WHAT TO DO »
List all lines of the data containing the word "Linux".

DATA LISTING »
==============================
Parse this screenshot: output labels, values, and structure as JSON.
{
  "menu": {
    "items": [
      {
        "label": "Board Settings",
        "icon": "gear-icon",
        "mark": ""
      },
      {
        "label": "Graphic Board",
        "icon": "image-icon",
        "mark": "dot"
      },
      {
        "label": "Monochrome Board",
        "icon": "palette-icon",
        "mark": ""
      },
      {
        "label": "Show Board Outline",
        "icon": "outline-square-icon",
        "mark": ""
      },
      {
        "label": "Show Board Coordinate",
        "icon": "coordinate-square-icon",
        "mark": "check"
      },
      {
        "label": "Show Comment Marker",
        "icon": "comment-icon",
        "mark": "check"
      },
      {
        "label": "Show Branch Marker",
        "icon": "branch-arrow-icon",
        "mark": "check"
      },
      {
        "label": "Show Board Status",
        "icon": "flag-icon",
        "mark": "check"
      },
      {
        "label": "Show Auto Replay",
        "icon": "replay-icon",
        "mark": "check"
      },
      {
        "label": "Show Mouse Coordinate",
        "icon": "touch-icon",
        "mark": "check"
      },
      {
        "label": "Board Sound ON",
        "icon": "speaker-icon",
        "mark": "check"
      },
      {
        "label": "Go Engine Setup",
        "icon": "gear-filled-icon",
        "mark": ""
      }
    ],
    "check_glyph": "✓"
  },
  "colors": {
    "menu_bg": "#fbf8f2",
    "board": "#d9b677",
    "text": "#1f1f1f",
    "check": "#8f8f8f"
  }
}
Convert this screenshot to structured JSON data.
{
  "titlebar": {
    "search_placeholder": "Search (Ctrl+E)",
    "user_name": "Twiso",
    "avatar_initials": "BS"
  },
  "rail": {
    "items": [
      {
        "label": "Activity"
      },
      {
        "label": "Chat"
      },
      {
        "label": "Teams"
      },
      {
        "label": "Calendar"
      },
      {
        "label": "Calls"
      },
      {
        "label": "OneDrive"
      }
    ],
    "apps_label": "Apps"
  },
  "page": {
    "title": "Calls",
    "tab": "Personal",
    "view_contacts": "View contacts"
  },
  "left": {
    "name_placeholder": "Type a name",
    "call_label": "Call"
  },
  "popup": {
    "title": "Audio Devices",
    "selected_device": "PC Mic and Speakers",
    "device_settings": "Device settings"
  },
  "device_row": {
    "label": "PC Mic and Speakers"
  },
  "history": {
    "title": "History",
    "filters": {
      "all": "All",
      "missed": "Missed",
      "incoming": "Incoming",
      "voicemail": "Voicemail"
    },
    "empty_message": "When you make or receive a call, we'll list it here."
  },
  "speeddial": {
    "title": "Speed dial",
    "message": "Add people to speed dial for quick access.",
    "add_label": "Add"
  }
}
==============================
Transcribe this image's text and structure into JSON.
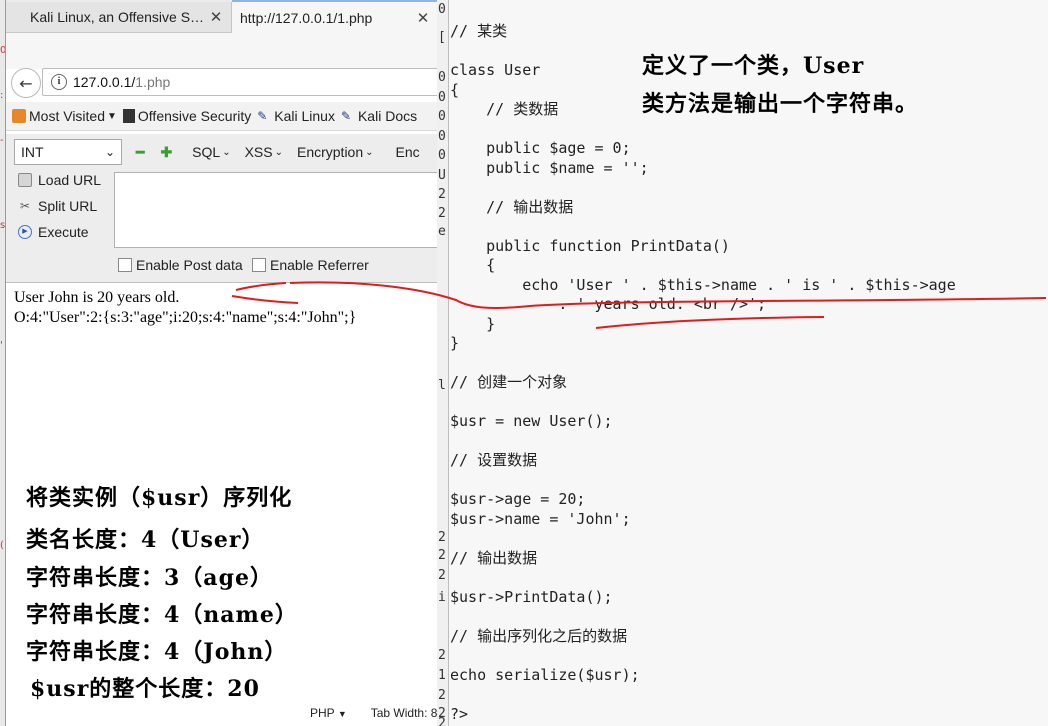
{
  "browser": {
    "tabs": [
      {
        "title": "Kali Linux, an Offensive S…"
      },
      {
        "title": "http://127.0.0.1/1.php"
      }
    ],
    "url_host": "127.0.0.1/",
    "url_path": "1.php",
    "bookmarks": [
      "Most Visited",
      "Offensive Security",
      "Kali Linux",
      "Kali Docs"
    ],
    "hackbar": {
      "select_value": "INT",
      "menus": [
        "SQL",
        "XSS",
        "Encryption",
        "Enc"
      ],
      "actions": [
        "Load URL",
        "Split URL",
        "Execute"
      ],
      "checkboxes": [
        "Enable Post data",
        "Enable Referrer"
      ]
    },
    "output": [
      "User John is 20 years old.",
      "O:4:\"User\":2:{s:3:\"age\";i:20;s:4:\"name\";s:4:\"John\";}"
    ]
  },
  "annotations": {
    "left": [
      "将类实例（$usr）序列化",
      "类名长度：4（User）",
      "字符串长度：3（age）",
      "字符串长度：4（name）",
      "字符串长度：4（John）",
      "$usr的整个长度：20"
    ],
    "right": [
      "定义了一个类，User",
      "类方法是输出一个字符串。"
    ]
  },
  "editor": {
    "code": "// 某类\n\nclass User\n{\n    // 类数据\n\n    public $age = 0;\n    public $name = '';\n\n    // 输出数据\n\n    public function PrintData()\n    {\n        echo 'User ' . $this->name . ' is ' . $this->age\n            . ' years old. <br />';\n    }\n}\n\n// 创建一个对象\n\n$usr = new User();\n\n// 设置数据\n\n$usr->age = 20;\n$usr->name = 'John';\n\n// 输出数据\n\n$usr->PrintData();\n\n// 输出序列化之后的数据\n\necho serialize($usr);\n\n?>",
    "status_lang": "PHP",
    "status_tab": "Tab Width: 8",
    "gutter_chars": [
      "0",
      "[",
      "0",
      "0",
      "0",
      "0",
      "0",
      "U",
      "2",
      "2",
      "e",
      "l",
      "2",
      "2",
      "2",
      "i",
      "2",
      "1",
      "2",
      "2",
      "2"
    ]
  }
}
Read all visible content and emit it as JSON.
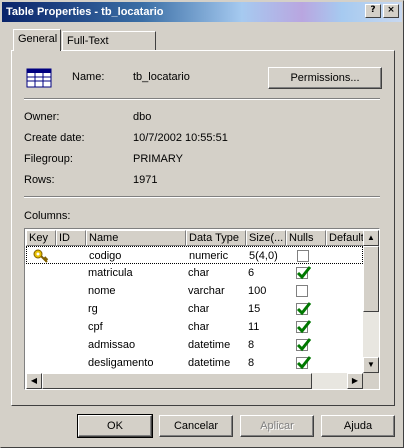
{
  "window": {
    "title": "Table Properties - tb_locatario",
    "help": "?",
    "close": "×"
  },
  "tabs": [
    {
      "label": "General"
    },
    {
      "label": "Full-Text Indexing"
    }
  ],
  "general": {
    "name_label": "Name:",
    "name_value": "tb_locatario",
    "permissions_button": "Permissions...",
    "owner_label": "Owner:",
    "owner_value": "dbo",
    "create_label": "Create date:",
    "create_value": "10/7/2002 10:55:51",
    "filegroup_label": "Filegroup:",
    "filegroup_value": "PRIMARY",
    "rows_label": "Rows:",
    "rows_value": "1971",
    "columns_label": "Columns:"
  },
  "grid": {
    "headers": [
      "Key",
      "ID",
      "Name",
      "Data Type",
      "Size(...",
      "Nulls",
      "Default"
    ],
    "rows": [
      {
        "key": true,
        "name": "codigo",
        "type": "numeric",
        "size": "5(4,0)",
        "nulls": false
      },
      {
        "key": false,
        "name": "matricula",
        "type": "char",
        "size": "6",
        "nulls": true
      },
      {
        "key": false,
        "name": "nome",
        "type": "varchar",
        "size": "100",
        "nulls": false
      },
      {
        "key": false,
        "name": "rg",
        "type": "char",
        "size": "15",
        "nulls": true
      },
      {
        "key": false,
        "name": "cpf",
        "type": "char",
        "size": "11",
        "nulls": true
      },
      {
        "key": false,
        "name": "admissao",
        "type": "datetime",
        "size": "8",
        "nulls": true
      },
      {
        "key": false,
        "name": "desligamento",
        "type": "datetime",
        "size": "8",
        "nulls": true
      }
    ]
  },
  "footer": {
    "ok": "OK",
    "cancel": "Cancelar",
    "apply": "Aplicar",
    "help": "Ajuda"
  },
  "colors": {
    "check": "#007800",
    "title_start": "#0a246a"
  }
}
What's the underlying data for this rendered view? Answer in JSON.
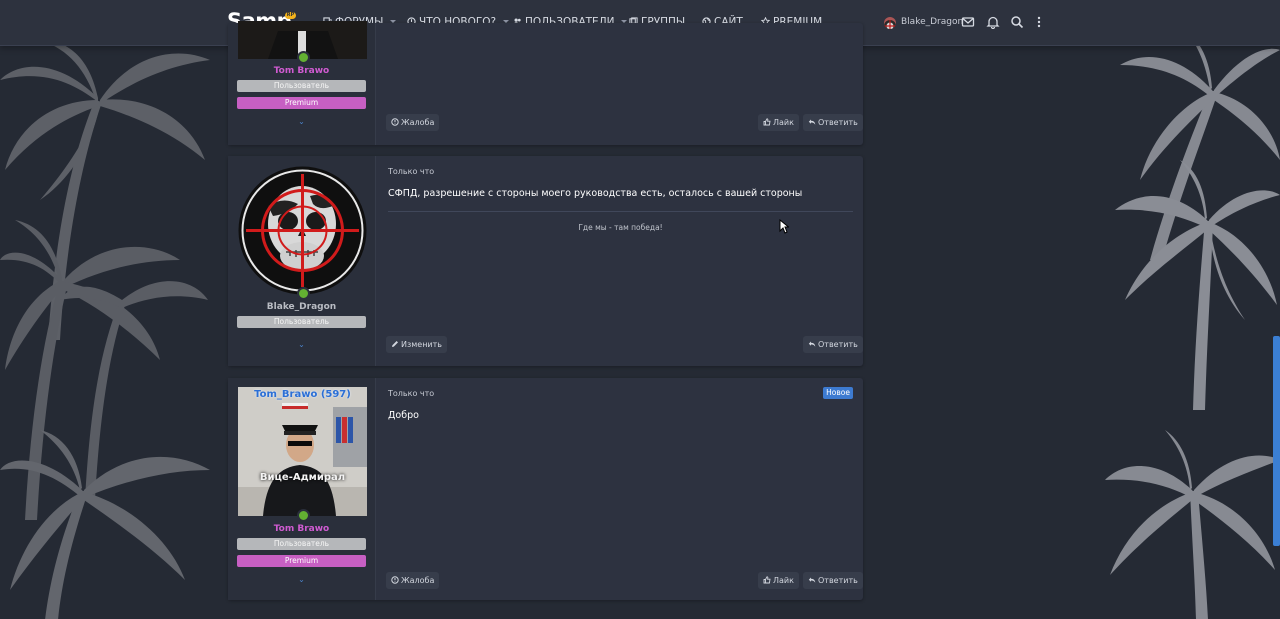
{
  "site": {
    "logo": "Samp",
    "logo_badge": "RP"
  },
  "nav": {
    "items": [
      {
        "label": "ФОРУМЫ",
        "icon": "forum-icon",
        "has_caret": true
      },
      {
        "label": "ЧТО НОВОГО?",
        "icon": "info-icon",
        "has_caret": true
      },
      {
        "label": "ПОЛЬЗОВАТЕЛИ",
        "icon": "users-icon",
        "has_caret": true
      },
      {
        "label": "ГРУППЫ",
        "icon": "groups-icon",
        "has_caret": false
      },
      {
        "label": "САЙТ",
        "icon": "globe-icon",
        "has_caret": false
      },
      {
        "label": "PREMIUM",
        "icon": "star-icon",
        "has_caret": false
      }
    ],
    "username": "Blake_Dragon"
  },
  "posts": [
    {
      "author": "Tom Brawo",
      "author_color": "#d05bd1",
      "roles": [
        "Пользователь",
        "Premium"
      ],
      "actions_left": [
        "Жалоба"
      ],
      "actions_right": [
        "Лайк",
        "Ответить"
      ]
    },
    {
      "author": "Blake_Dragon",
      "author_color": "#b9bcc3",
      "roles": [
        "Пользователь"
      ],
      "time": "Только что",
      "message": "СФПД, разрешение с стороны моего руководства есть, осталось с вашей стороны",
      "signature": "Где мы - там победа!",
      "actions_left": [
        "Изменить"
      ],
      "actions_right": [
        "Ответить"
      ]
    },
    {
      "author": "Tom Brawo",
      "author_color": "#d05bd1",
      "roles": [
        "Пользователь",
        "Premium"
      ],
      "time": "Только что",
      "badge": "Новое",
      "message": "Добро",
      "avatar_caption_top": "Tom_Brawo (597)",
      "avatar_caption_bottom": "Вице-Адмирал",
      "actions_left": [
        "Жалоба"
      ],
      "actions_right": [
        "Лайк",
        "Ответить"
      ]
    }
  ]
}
==============================
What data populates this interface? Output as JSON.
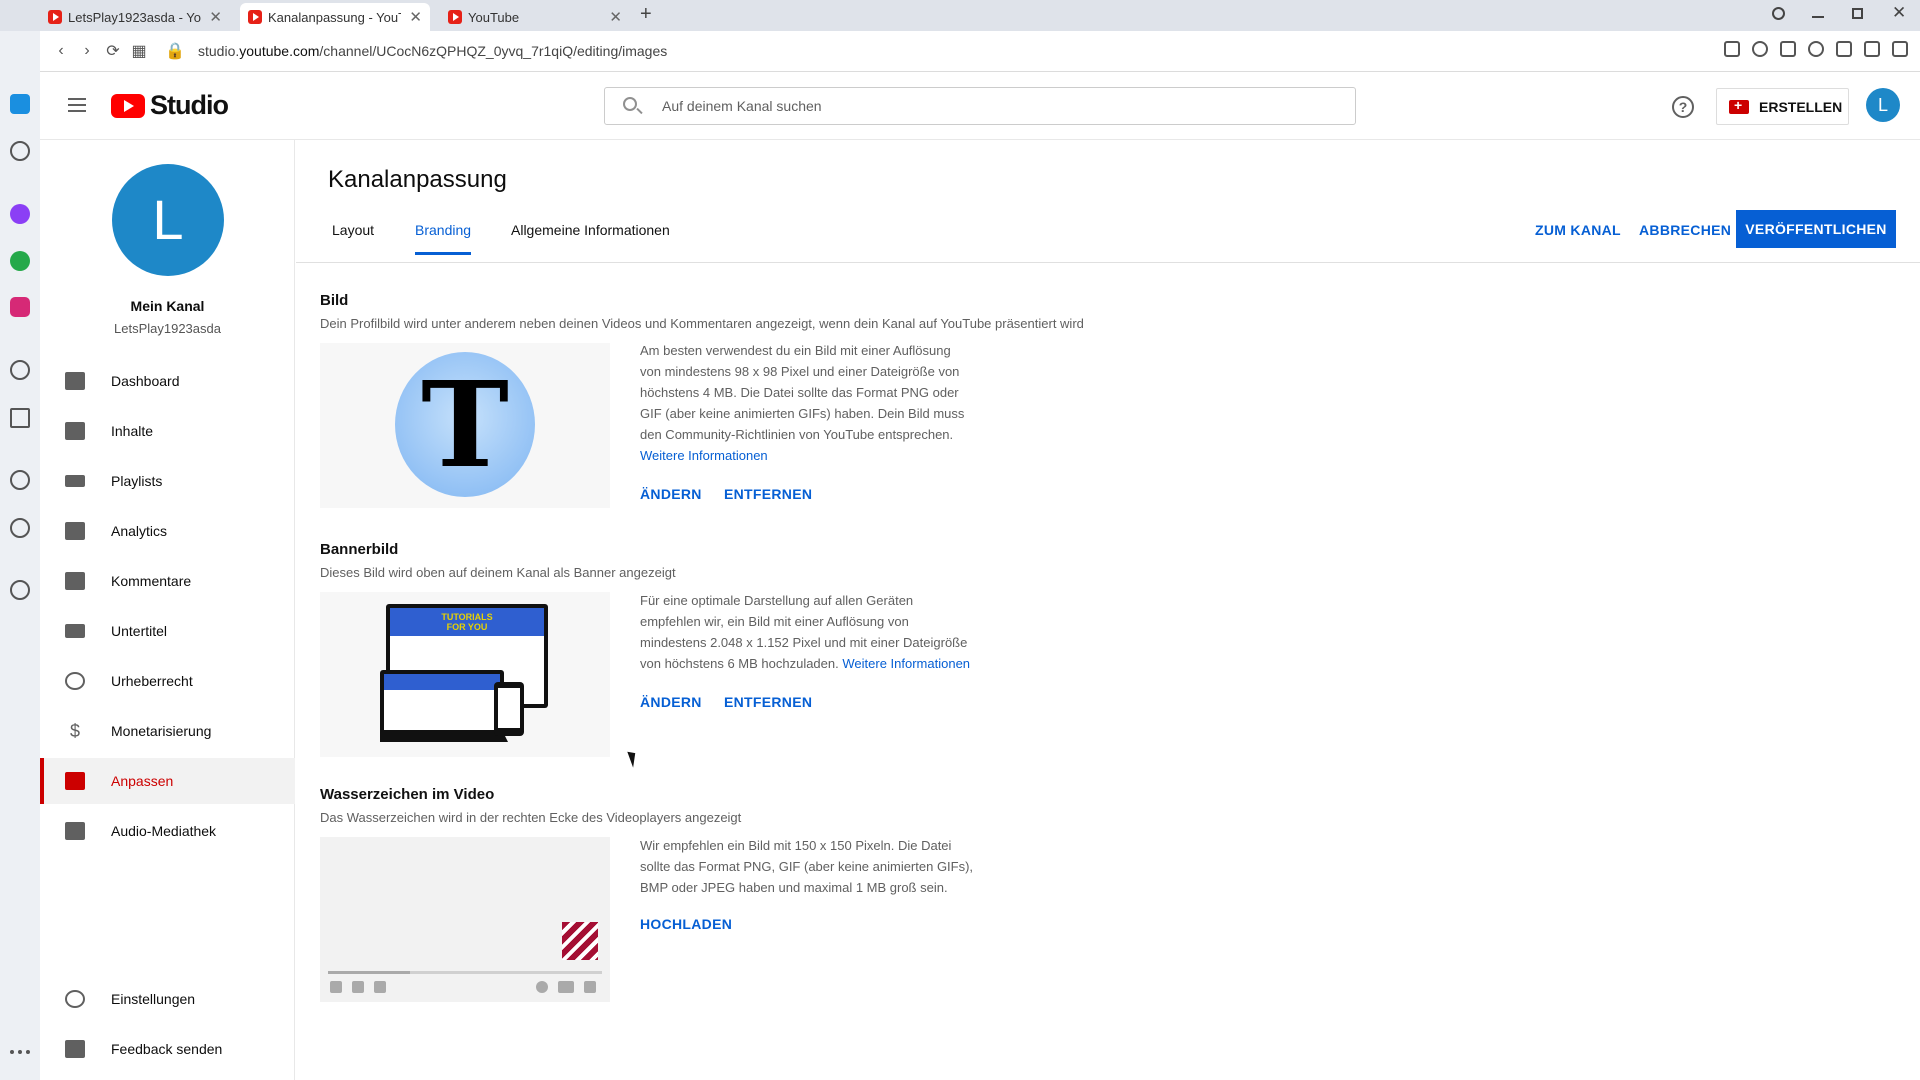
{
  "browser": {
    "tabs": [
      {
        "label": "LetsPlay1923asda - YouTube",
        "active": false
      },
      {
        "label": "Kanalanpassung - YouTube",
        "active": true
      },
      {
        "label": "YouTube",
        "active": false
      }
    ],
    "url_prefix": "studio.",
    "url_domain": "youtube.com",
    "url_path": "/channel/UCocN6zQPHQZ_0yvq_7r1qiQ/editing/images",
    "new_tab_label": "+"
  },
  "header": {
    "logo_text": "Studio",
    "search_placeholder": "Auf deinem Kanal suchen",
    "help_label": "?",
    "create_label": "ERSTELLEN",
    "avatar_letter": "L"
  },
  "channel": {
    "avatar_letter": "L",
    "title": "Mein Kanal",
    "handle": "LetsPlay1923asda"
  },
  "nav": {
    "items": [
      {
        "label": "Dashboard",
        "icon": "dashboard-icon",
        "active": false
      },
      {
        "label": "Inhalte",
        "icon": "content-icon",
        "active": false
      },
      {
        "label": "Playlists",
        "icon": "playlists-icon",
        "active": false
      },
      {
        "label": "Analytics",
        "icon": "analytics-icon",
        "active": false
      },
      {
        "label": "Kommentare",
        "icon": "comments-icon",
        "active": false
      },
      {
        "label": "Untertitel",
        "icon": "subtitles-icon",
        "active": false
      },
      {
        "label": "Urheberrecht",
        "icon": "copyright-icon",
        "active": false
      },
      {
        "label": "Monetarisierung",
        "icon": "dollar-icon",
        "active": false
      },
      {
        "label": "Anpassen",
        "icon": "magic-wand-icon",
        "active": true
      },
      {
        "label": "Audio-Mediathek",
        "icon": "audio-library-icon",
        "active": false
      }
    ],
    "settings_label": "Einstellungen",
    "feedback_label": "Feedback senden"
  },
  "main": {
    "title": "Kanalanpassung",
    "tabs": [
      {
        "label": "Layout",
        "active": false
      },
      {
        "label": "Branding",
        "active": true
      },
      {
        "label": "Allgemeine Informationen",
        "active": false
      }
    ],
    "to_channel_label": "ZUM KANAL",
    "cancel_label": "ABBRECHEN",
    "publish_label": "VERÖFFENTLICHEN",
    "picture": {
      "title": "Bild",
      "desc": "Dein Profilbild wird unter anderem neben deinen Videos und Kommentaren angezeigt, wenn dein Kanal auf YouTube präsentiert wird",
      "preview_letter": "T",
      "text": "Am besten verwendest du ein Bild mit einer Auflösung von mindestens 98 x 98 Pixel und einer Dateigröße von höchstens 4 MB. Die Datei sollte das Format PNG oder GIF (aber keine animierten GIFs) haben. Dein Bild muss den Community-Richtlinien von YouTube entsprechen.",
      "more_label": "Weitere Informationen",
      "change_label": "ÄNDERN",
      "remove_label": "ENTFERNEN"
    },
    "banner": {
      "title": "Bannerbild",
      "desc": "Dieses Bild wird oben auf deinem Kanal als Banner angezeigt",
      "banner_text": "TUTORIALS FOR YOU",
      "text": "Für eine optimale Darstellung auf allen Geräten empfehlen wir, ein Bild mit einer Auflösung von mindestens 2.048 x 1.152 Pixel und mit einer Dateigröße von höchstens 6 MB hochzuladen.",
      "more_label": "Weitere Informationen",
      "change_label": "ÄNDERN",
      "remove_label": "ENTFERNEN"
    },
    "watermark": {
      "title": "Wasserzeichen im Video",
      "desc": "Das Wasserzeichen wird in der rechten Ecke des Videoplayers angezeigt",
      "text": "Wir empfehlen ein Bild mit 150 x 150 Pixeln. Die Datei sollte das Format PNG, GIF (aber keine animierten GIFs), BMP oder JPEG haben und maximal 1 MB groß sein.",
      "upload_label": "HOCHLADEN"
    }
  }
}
==============================
THE REPLY »
        "title": "Kali Linux, an Offensive S…"
      "Kali Linux",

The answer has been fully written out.